## PROBLEM TO WORK ON
Look for "JSON" in the listing below. Gather each line that contains it.

## Stored data entries
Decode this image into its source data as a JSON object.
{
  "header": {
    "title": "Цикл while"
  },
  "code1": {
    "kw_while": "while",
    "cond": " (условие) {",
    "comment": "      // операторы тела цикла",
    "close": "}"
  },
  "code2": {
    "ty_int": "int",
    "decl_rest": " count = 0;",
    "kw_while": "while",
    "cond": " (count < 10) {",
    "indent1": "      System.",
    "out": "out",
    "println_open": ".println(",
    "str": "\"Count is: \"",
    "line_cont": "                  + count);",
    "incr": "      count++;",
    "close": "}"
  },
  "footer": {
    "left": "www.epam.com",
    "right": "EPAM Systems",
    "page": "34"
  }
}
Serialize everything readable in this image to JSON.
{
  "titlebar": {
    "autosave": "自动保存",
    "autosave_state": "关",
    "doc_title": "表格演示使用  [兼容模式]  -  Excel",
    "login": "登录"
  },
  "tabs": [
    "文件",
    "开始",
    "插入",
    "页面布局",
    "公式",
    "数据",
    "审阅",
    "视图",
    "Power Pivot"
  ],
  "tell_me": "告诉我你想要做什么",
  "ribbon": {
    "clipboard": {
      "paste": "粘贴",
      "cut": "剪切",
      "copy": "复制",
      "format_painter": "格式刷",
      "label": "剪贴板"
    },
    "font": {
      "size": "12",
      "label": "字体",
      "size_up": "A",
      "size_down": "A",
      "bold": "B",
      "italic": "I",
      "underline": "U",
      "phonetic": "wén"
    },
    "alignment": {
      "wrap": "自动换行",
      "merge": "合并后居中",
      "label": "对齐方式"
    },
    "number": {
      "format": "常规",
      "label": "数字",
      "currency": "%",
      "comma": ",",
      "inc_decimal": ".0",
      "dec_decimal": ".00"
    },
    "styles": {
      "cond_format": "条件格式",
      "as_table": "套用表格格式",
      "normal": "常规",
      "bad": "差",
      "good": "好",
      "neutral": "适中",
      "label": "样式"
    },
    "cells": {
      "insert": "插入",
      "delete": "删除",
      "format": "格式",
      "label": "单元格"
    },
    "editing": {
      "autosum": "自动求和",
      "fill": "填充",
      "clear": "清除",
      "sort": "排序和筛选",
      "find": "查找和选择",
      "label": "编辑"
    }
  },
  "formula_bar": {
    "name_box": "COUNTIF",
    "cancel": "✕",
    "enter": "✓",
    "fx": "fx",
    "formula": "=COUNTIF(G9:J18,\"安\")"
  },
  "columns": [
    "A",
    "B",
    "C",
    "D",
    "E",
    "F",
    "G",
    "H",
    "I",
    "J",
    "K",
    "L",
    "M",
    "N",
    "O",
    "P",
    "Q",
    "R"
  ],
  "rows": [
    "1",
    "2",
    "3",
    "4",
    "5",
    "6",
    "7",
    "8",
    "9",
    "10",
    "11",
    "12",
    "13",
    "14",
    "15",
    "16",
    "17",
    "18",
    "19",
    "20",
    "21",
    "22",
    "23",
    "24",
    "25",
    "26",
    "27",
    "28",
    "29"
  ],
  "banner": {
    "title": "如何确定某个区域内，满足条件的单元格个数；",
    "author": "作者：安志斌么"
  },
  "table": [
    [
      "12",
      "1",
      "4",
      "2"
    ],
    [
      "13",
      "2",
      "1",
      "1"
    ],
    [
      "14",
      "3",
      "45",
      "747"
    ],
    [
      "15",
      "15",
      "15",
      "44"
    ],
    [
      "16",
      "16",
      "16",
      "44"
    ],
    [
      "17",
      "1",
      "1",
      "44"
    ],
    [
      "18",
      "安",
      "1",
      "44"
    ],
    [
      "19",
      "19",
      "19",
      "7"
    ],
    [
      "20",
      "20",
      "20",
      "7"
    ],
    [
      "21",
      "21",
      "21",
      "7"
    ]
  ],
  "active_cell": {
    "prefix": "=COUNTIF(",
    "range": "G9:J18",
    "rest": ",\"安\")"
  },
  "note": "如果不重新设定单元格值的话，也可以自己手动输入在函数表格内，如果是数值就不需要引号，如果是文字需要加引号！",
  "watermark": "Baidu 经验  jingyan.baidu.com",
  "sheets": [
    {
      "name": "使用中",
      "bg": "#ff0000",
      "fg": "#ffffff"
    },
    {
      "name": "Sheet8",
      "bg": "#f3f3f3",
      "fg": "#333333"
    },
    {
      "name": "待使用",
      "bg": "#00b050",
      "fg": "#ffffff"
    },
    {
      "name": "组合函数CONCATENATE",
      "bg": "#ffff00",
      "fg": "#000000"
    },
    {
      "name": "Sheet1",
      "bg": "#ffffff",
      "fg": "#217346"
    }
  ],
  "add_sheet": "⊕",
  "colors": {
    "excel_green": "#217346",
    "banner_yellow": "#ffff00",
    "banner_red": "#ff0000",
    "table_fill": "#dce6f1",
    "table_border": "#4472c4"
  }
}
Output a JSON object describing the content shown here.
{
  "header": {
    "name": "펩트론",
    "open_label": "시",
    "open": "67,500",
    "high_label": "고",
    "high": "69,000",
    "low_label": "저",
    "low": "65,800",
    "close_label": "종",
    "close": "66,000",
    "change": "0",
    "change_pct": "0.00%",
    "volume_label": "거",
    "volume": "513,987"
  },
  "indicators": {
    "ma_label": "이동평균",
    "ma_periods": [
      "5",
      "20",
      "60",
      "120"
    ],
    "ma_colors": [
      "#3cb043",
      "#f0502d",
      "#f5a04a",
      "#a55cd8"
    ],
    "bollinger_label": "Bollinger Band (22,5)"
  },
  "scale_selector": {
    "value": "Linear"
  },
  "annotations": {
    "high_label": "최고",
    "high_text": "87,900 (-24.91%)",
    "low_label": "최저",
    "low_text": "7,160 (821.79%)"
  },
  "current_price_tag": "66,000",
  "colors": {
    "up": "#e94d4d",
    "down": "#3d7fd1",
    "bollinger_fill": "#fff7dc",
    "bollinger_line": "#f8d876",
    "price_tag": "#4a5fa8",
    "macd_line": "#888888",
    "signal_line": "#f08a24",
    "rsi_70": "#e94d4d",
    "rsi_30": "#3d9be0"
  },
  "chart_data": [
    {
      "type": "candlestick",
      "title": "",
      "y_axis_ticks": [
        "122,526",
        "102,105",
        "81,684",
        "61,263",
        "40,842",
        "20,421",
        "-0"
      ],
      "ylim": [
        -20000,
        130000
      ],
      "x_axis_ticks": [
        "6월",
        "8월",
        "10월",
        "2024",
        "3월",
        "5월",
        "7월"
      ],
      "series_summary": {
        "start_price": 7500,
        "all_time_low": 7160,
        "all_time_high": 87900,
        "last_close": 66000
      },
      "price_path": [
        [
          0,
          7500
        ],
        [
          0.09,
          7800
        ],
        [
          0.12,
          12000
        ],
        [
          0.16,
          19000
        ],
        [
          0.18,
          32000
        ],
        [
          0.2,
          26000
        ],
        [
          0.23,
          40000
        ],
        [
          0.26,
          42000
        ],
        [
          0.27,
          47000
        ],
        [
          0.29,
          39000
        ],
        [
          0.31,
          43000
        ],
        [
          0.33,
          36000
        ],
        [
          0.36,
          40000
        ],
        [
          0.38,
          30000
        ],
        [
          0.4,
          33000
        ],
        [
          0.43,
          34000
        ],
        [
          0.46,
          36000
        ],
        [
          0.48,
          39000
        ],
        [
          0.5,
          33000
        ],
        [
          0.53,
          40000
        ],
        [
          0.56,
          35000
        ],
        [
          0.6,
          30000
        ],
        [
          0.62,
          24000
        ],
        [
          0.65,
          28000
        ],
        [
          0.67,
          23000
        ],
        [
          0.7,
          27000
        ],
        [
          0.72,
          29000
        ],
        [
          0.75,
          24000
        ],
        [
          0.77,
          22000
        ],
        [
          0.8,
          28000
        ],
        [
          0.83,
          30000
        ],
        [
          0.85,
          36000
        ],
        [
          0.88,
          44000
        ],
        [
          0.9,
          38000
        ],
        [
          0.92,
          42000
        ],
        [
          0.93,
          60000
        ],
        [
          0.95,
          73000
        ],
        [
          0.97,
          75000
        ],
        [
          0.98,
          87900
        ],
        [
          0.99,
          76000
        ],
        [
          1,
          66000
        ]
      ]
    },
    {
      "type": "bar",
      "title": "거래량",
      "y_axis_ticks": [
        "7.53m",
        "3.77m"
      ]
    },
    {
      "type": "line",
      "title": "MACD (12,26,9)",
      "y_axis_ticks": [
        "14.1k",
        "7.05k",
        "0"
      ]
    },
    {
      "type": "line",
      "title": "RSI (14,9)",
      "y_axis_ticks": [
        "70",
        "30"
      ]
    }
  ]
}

## EXPECTED ANSWER
Decode this image into its source data as a JSON object.
Serialize everything readable in this image to JSON.
Output a JSON object describing the content shown here.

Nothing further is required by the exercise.